Omit all images, then return the remaining material exactly as it stands.

◇ ◇ ◇

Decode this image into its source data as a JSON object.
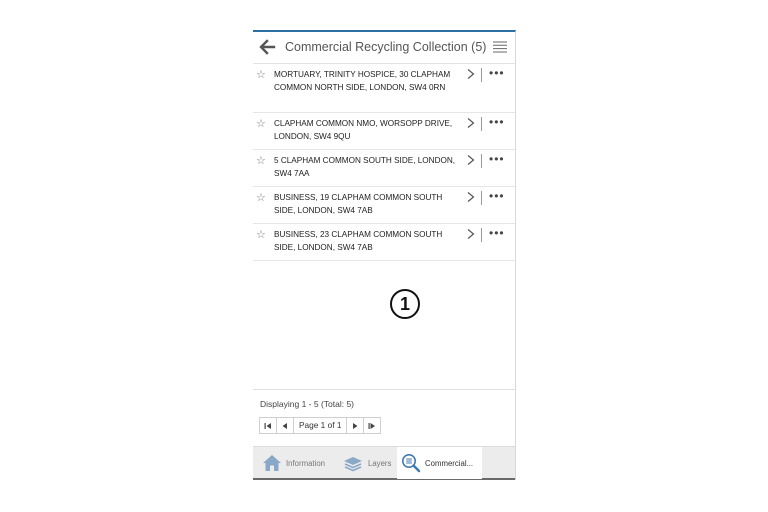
{
  "header": {
    "title": "Commercial Recycling Collection (5)",
    "back_icon": "back-arrow-icon",
    "menu_icon": "hamburger-menu-icon"
  },
  "results": [
    {
      "address": "MORTUARY, TRINITY HOSPICE, 30 CLAPHAM COMMON NORTH SIDE, LONDON, SW4 0RN"
    },
    {
      "address": "CLAPHAM COMMON NMO, WORSOPP DRIVE, LONDON, SW4 9QU"
    },
    {
      "address": "5 CLAPHAM COMMON SOUTH SIDE, LONDON, SW4 7AA"
    },
    {
      "address": "BUSINESS, 19 CLAPHAM COMMON SOUTH SIDE, LONDON, SW4 7AB"
    },
    {
      "address": "BUSINESS, 23 CLAPHAM COMMON SOUTH SIDE, LONDON, SW4 7AB"
    }
  ],
  "row_actions": {
    "star": "☆",
    "more": "•••"
  },
  "marker": "1",
  "footer": {
    "display_text": "Displaying 1 - 5 (Total: 5)",
    "page_label": "Page 1 of 1"
  },
  "tabs": [
    {
      "label": "Information",
      "icon": "home-icon"
    },
    {
      "label": "Layers",
      "icon": "layers-icon"
    },
    {
      "label": "Commercial...",
      "icon": "search-list-icon"
    }
  ],
  "colors": {
    "accent": "#2f6fa6",
    "tab_bar": "#ececec"
  }
}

◇ ◇ ◇

• ANSWER TO THIS PROBLEM:
Decode this image into its source data as a JSON object.
{
  "header": {
    "title": "Commercial Recycling Collection (5)",
    "back_icon": "back-arrow-icon",
    "menu_icon": "hamburger-menu-icon"
  },
  "results": [
    {
      "address": "MORTUARY, TRINITY HOSPICE, 30 CLAPHAM COMMON NORTH SIDE, LONDON, SW4 0RN"
    },
    {
      "address": "CLAPHAM COMMON NMO, WORSOPP DRIVE, LONDON, SW4 9QU"
    },
    {
      "address": "5 CLAPHAM COMMON SOUTH SIDE, LONDON, SW4 7AA"
    },
    {
      "address": "BUSINESS, 19 CLAPHAM COMMON SOUTH SIDE, LONDON, SW4 7AB"
    },
    {
      "address": "BUSINESS, 23 CLAPHAM COMMON SOUTH SIDE, LONDON, SW4 7AB"
    }
  ],
  "row_actions": {
    "star": "☆",
    "more": "•••"
  },
  "marker": "1",
  "footer": {
    "display_text": "Displaying 1 - 5 (Total: 5)",
    "page_label": "Page 1 of 1"
  },
  "tabs": [
    {
      "label": "Information",
      "icon": "home-icon"
    },
    {
      "label": "Layers",
      "icon": "layers-icon"
    },
    {
      "label": "Commercial...",
      "icon": "search-list-icon"
    }
  ],
  "colors": {
    "accent": "#2f6fa6",
    "tab_bar": "#ececec"
  }
}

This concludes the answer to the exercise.